## Records shown
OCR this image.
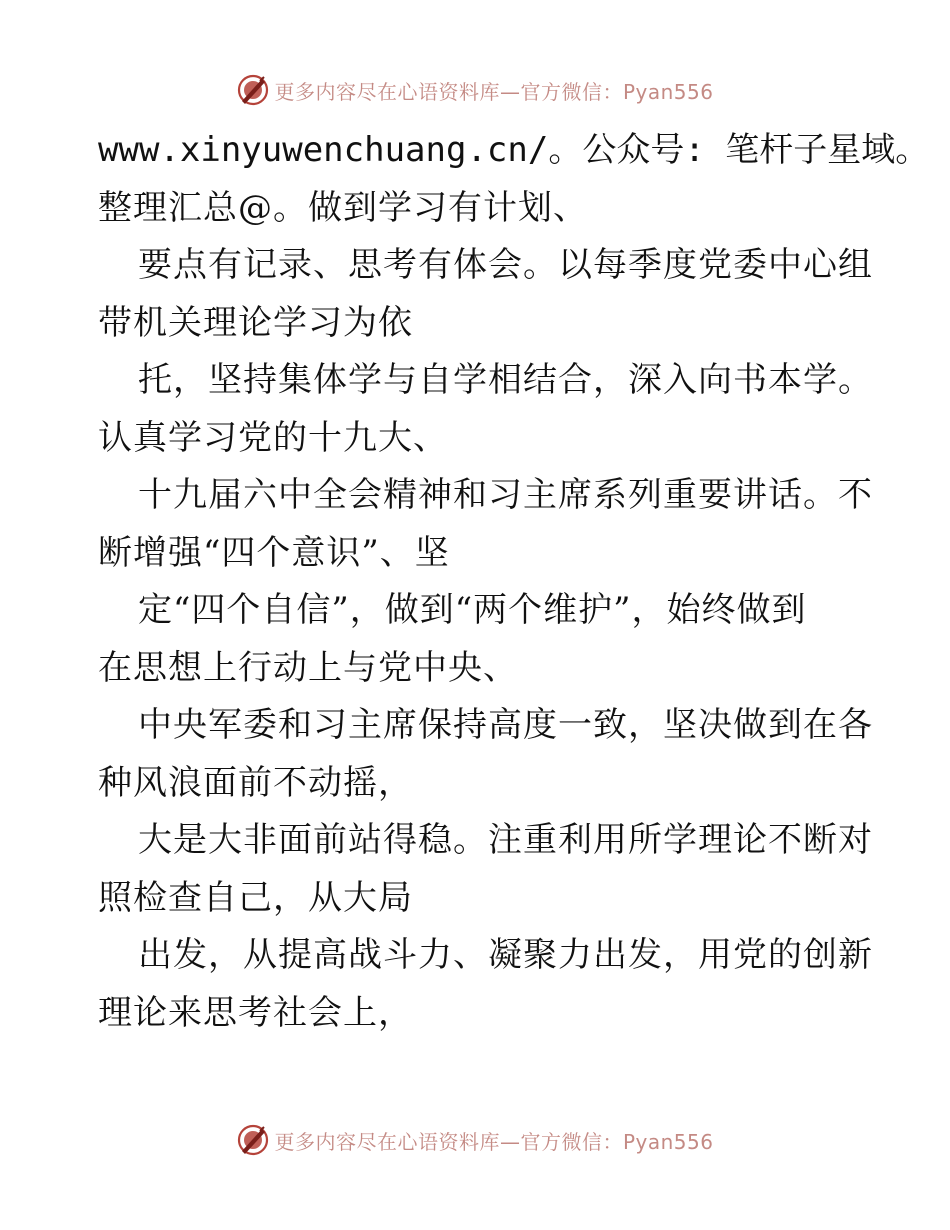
更多内容尽在心语资料库—官方微信：Pyan556
www.xinyuwenchuang.cn/。公众号: 笔杆子星域。
整理汇总@。做到学习有计划、
要点有记录、思考有体会。以每季度党委中心组
带机关理论学习为依
托，坚持集体学与自学相结合，深入向书本学。
认真学习党的十九大、
十九届六中全会精神和习主席系列重要讲话。不
断增强“四个意识”、坚
定“四个自信”，做到“两个维护”，始终做到
在思想上行动上与党中央、
中央军委和习主席保持高度一致，坚决做到在各
种风浪面前不动摇，
大是大非面前站得稳。注重利用所学理论不断对
照检查自己，从大局
出发，从提高战斗力、凝聚力出发，用党的创新
理论来思考社会上，
更多内容尽在心语资料库—官方微信：Pyan556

## Stated problem
Repeat the records in full, exactly as they appear, without the pictures.

## Answer to the exercise
OCR this image.
更多内容尽在心语资料库—官方微信：Pyan556
www.xinyuwenchuang.cn/。公众号: 笔杆子星域。
整理汇总@。做到学习有计划、
要点有记录、思考有体会。以每季度党委中心组
带机关理论学习为依
托，坚持集体学与自学相结合，深入向书本学。
认真学习党的十九大、
十九届六中全会精神和习主席系列重要讲话。不
断增强“四个意识”、坚
定“四个自信”，做到“两个维护”，始终做到
在思想上行动上与党中央、
中央军委和习主席保持高度一致，坚决做到在各
种风浪面前不动摇，
大是大非面前站得稳。注重利用所学理论不断对
照检查自己，从大局
出发，从提高战斗力、凝聚力出发，用党的创新
理论来思考社会上，
更多内容尽在心语资料库—官方微信：Pyan556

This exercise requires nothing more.